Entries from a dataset
┄┄┄┄┄┄┄┄┄┄┄┄┄┄┄┄┄┄┄┄

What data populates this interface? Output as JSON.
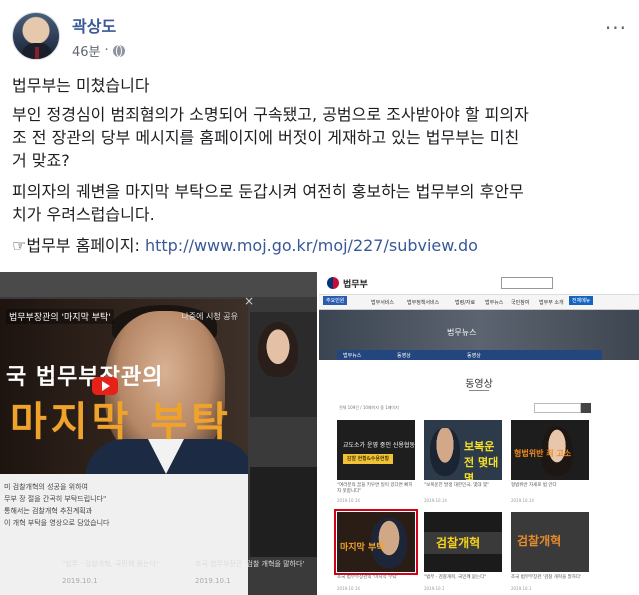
{
  "post": {
    "author": "곽상도",
    "time": "46분",
    "privacy_icon": "globe-icon",
    "more_icon": "more-options-icon",
    "more_label": "···",
    "paragraph1": "법무부는 미쳤습니다",
    "paragraph2_line1": "부인 정경심이 범죄혐의가 소명되어 구속됐고, 공범으로 조사받아야 할 피의자",
    "paragraph2_line2": "조 전 장관의 당부 메시지를 홈페이지에 버젓이 게재하고 있는 법무부는 미친",
    "paragraph2_line3": "거 맞죠?",
    "paragraph3_line1": "피의자의 궤변을 마지막 부탁으로 둔갑시켜 여전히 홍보하는 법무부의 후안무",
    "paragraph3_line2": "치가 우려스럽습니다.",
    "link_prefix": "☞법무부 홈페이지: ",
    "link_url": "http://www.moj.go.kr/moj/227/subview.do"
  },
  "left_image": {
    "video_overlay_small": "법무부장관의 '마지막 부탁'",
    "video_title_line1": "국 법무부장관의",
    "video_title_line2": "마지막 부탁",
    "share_text": "나중에 시청  공유",
    "close_label": "×",
    "modal_line1": "미 검찰개혁의 성공을 위하여",
    "modal_line2": "무부 장 절을 간곡히 부탁드립니다\"",
    "modal_line3": "통해서는 검찰개혁 추진계획과",
    "modal_line4": "이 개혁 부탁을 영상으로 담았습니다",
    "cap1": "\"법무 · 검찰개혁, 국민께 묻는다\"",
    "cap2": "조국 법무부장관 '검찰 개혁을 말하다'",
    "meta1": "2019.10.1",
    "meta2": "2019.10.1"
  },
  "right_image": {
    "brand": "법무부",
    "nav": [
      "주요민원",
      "법무서비스",
      "법무정책서비스",
      "법령/자료",
      "법무뉴스",
      "국민참여",
      "법무부 소개",
      "전체메뉴"
    ],
    "banner_text": "법무뉴스",
    "crumbs": [
      "법무뉴스",
      "동영상",
      "",
      "동영상"
    ],
    "heading": "동영상",
    "filter_text": "전체 109건 / 10페이지 중 1페이지",
    "thumbs": [
      {
        "label": "교도소가 운영 중인 신용협동",
        "box": "감찰 현황&수용현황",
        "caption": "\"여러분의 꿈을 키우면 일이 있다면 빠지지 못합니다\"",
        "meta": "2019.10.14"
      },
      {
        "big": "보복운전 몇대 몇",
        "caption": "\"보복운전 발생 대한민국, 몇대 몇\"",
        "meta": "2019.10.14"
      },
      {
        "txt": "형법위반 죄 고소",
        "caption": "형법위반 자세로 법 안다",
        "meta": "2019.10.14"
      },
      {
        "txt": "마지막 부탁",
        "caption": "조국 법무부장관의 '마지막 부탁'",
        "meta": "2019.10.14"
      },
      {
        "txt": "검찰개혁",
        "caption": "\"법무 · 검찰개혁, 국민께 묻는다\"",
        "meta": "2019.10.1"
      },
      {
        "txt": "검찰개혁",
        "caption": "조국 법무부장관 '검찰 개혁을 말하다'",
        "meta": "2019.10.1"
      }
    ]
  }
}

┄┄┄┄┄┄┄┄┄┄┄┄┄┄┄┄┄┄┄┄

* Problem statement:
Make an exact copy of every record, pictures excluded.

* Task solution:
What data populates this interface? Output as JSON.
{
  "post": {
    "author": "곽상도",
    "time": "46분",
    "privacy_icon": "globe-icon",
    "more_icon": "more-options-icon",
    "more_label": "···",
    "paragraph1": "법무부는 미쳤습니다",
    "paragraph2_line1": "부인 정경심이 범죄혐의가 소명되어 구속됐고, 공범으로 조사받아야 할 피의자",
    "paragraph2_line2": "조 전 장관의 당부 메시지를 홈페이지에 버젓이 게재하고 있는 법무부는 미친",
    "paragraph2_line3": "거 맞죠?",
    "paragraph3_line1": "피의자의 궤변을 마지막 부탁으로 둔갑시켜 여전히 홍보하는 법무부의 후안무",
    "paragraph3_line2": "치가 우려스럽습니다.",
    "link_prefix": "☞법무부 홈페이지: ",
    "link_url": "http://www.moj.go.kr/moj/227/subview.do"
  },
  "left_image": {
    "video_overlay_small": "법무부장관의 '마지막 부탁'",
    "video_title_line1": "국 법무부장관의",
    "video_title_line2": "마지막 부탁",
    "share_text": "나중에 시청  공유",
    "close_label": "×",
    "modal_line1": "미 검찰개혁의 성공을 위하여",
    "modal_line2": "무부 장 절을 간곡히 부탁드립니다\"",
    "modal_line3": "통해서는 검찰개혁 추진계획과",
    "modal_line4": "이 개혁 부탁을 영상으로 담았습니다",
    "cap1": "\"법무 · 검찰개혁, 국민께 묻는다\"",
    "cap2": "조국 법무부장관 '검찰 개혁을 말하다'",
    "meta1": "2019.10.1",
    "meta2": "2019.10.1"
  },
  "right_image": {
    "brand": "법무부",
    "nav": [
      "주요민원",
      "법무서비스",
      "법무정책서비스",
      "법령/자료",
      "법무뉴스",
      "국민참여",
      "법무부 소개",
      "전체메뉴"
    ],
    "banner_text": "법무뉴스",
    "crumbs": [
      "법무뉴스",
      "동영상",
      "",
      "동영상"
    ],
    "heading": "동영상",
    "filter_text": "전체 109건 / 10페이지 중 1페이지",
    "thumbs": [
      {
        "label": "교도소가 운영 중인 신용협동",
        "box": "감찰 현황&수용현황",
        "caption": "\"여러분의 꿈을 키우면 일이 있다면 빠지지 못합니다\"",
        "meta": "2019.10.14"
      },
      {
        "big": "보복운전 몇대 몇",
        "caption": "\"보복운전 발생 대한민국, 몇대 몇\"",
        "meta": "2019.10.14"
      },
      {
        "txt": "형법위반 죄 고소",
        "caption": "형법위반 자세로 법 안다",
        "meta": "2019.10.14"
      },
      {
        "txt": "마지막 부탁",
        "caption": "조국 법무부장관의 '마지막 부탁'",
        "meta": "2019.10.14"
      },
      {
        "txt": "검찰개혁",
        "caption": "\"법무 · 검찰개혁, 국민께 묻는다\"",
        "meta": "2019.10.1"
      },
      {
        "txt": "검찰개혁",
        "caption": "조국 법무부장관 '검찰 개혁을 말하다'",
        "meta": "2019.10.1"
      }
    ]
  }
}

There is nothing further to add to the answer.